_Task brief_
For each line below that contains the string "marker", copy that line.

_Stored data_

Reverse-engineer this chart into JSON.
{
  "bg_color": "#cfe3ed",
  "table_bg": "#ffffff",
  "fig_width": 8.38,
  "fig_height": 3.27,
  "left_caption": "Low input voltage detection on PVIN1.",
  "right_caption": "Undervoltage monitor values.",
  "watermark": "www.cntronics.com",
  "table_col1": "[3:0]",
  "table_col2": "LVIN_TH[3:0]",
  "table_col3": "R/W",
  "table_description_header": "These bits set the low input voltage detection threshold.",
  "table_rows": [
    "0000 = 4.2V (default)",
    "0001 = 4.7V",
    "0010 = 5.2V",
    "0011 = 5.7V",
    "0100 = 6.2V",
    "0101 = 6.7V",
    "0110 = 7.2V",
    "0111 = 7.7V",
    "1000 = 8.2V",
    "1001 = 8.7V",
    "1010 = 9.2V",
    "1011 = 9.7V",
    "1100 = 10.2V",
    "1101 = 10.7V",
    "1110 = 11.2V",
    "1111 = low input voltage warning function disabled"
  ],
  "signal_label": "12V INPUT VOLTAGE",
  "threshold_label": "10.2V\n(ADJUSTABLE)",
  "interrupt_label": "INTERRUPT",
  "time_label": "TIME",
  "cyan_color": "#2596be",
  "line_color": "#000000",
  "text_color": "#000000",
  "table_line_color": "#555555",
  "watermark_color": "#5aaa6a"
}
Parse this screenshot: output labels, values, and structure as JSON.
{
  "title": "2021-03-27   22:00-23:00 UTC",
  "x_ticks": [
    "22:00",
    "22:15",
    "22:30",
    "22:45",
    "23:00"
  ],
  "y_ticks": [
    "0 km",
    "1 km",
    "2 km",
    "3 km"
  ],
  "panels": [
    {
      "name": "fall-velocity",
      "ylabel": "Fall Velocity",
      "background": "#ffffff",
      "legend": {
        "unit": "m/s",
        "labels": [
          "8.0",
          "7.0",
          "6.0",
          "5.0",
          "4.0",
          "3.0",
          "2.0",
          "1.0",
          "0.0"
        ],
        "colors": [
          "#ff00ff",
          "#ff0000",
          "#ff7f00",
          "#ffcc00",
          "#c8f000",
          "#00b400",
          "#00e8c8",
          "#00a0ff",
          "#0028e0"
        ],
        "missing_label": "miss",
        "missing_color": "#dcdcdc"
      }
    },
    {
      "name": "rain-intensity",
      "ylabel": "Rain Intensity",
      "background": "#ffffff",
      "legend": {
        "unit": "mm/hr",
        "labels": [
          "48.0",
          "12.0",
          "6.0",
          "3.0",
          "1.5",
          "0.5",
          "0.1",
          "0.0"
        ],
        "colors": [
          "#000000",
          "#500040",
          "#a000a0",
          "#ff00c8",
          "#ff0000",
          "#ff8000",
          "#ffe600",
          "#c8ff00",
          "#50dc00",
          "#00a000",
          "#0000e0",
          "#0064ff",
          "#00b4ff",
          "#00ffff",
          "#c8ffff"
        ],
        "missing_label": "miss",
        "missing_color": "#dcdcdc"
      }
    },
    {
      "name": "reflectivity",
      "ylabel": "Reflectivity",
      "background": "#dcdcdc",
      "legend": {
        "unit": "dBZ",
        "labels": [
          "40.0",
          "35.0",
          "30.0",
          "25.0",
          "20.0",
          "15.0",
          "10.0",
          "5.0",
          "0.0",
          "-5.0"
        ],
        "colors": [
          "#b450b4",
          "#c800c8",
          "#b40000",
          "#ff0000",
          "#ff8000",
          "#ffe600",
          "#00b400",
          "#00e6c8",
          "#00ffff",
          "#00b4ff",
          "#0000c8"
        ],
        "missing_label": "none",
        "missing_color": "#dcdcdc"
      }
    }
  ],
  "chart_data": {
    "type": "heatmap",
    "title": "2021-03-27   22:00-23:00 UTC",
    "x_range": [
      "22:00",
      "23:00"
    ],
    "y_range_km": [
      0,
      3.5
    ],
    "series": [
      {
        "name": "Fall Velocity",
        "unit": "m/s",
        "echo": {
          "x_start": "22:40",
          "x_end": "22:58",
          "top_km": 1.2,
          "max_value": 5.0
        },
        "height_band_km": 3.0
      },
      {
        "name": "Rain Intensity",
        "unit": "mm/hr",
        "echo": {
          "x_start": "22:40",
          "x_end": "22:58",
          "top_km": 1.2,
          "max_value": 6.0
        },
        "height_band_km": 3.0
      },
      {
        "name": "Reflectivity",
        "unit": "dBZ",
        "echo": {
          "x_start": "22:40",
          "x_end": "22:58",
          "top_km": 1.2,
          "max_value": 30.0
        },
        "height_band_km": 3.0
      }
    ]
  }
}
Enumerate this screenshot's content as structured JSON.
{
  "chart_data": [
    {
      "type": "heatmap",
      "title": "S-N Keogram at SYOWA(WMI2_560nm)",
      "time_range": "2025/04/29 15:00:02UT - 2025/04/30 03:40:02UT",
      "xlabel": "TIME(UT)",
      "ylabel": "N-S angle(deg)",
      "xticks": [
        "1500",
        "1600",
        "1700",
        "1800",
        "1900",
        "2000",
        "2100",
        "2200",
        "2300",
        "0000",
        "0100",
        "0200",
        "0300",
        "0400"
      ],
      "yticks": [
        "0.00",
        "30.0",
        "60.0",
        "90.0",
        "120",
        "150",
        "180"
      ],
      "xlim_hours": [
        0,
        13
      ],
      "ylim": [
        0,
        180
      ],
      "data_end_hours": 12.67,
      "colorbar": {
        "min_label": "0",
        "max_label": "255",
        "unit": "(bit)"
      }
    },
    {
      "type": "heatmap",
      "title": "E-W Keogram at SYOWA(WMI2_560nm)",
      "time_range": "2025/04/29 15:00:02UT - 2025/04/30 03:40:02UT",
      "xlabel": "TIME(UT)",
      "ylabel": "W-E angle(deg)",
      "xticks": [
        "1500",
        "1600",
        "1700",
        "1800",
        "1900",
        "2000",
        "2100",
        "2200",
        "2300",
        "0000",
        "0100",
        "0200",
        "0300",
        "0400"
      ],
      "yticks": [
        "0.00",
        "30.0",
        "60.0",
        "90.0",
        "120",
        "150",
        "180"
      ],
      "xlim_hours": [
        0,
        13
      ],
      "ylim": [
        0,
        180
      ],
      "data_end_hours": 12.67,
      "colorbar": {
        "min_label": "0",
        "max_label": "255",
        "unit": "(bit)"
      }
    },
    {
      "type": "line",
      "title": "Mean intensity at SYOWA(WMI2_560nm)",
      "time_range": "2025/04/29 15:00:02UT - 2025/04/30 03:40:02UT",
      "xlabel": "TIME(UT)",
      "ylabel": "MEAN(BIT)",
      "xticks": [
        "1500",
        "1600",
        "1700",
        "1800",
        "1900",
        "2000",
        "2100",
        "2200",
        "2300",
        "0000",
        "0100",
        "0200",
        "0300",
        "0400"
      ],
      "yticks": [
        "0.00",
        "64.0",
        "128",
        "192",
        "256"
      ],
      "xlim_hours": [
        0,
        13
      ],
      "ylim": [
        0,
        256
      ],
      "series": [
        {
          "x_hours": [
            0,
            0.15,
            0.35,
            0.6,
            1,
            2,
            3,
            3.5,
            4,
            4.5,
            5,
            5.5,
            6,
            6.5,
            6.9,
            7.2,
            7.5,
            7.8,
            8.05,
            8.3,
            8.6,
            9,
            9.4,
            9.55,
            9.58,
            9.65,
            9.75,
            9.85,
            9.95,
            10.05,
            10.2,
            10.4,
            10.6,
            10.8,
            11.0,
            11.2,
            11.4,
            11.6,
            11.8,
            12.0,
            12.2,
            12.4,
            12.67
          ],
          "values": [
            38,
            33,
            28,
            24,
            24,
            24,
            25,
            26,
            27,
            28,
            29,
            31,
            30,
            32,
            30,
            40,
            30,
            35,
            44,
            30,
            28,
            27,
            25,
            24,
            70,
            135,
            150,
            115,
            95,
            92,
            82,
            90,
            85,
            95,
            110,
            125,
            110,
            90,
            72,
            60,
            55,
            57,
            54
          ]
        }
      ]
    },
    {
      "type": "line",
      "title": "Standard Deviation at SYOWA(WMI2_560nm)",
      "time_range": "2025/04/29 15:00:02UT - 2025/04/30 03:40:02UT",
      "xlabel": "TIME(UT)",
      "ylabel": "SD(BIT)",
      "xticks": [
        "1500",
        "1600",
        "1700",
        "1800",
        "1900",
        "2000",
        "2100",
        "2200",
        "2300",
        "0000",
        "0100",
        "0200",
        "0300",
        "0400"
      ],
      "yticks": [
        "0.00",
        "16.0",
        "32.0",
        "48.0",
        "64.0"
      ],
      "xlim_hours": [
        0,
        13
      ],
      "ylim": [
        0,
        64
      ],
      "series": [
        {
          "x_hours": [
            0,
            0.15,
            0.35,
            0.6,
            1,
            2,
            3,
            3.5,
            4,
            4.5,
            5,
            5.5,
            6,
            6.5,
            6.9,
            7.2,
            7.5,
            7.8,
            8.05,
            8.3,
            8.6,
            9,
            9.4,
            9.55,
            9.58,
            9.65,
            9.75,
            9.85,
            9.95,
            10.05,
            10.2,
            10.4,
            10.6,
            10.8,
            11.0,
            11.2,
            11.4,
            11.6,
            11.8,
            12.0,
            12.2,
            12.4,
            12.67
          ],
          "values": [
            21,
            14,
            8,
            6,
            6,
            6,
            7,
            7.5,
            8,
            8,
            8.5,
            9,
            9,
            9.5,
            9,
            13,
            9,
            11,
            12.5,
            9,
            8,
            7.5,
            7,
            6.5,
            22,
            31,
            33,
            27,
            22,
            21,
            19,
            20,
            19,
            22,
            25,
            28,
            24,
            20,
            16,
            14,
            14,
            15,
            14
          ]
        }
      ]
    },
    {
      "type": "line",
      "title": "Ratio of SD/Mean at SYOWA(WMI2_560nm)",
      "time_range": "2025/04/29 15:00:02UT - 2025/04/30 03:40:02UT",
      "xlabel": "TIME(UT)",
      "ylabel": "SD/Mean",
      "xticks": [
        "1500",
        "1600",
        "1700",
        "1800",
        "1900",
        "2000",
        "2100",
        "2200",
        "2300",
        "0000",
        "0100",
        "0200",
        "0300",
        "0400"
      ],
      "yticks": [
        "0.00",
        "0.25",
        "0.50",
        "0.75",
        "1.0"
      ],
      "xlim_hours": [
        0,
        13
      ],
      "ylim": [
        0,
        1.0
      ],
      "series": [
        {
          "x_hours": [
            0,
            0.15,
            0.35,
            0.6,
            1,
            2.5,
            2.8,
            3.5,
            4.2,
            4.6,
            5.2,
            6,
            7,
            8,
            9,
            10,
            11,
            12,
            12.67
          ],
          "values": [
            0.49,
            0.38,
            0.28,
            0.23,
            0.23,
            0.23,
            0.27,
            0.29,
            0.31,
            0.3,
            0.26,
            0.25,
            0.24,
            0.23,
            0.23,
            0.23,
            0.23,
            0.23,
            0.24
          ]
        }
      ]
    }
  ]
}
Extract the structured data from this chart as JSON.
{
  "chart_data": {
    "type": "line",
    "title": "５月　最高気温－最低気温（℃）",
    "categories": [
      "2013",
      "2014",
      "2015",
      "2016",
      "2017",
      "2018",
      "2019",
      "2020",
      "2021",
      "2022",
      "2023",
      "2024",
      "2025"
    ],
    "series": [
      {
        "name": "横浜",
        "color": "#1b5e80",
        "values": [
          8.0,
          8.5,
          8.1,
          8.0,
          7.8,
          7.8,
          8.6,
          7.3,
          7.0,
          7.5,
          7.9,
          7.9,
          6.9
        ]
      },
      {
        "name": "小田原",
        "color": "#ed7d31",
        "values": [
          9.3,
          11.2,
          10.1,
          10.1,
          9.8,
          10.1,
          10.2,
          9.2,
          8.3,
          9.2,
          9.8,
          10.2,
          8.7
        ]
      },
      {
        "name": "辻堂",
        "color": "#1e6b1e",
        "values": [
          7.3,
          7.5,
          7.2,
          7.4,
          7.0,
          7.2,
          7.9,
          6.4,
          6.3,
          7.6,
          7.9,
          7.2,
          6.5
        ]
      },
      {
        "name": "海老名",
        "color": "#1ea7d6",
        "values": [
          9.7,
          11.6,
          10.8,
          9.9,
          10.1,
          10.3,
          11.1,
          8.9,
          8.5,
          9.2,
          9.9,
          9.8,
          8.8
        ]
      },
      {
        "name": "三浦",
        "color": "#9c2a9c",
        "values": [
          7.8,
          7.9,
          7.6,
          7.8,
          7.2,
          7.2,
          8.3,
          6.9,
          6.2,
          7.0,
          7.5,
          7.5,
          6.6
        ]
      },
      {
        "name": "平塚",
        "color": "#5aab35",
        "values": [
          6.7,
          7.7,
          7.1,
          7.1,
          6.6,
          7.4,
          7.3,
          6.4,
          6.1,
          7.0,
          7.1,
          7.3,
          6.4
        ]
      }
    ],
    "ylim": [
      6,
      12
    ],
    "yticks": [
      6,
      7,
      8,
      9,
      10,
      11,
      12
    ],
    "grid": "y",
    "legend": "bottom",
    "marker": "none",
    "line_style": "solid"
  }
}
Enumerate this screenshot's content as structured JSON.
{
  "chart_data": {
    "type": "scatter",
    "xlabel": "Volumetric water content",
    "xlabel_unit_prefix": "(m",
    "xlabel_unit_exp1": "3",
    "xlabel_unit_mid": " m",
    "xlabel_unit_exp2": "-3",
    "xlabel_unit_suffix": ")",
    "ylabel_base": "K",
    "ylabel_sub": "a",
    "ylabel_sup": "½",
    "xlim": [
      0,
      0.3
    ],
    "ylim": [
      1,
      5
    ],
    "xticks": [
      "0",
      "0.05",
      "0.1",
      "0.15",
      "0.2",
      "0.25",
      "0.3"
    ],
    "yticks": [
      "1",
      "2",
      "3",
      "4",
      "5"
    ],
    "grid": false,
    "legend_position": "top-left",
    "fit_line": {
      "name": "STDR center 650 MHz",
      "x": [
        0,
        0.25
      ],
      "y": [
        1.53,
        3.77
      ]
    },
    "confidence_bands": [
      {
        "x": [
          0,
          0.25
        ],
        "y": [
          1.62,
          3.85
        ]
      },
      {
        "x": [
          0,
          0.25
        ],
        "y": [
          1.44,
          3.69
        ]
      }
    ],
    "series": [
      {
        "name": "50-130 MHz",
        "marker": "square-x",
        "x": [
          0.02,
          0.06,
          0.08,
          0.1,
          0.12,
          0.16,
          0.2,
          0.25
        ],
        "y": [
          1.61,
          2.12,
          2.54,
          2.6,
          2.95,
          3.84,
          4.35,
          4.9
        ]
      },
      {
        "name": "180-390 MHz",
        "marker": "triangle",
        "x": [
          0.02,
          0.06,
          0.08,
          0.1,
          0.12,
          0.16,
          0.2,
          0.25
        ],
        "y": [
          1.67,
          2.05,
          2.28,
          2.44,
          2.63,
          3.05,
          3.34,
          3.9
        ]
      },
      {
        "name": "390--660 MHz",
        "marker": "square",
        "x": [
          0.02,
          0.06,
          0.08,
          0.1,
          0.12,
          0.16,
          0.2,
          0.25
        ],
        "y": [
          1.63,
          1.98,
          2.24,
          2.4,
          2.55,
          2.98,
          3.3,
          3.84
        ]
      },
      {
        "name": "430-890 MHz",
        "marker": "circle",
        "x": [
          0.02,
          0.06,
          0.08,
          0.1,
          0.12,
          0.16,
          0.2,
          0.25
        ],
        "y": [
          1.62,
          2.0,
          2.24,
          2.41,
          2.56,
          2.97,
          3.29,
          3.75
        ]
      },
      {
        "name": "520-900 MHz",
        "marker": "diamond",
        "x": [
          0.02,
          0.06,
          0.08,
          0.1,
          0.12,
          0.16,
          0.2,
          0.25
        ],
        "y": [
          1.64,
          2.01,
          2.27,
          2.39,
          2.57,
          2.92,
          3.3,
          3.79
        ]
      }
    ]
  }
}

_Output below_
    "marker": "none",
        "marker": "square-x",
        "marker": "triangle",
        "marker": "square",
        "marker": "circle",
        "marker": "diamond",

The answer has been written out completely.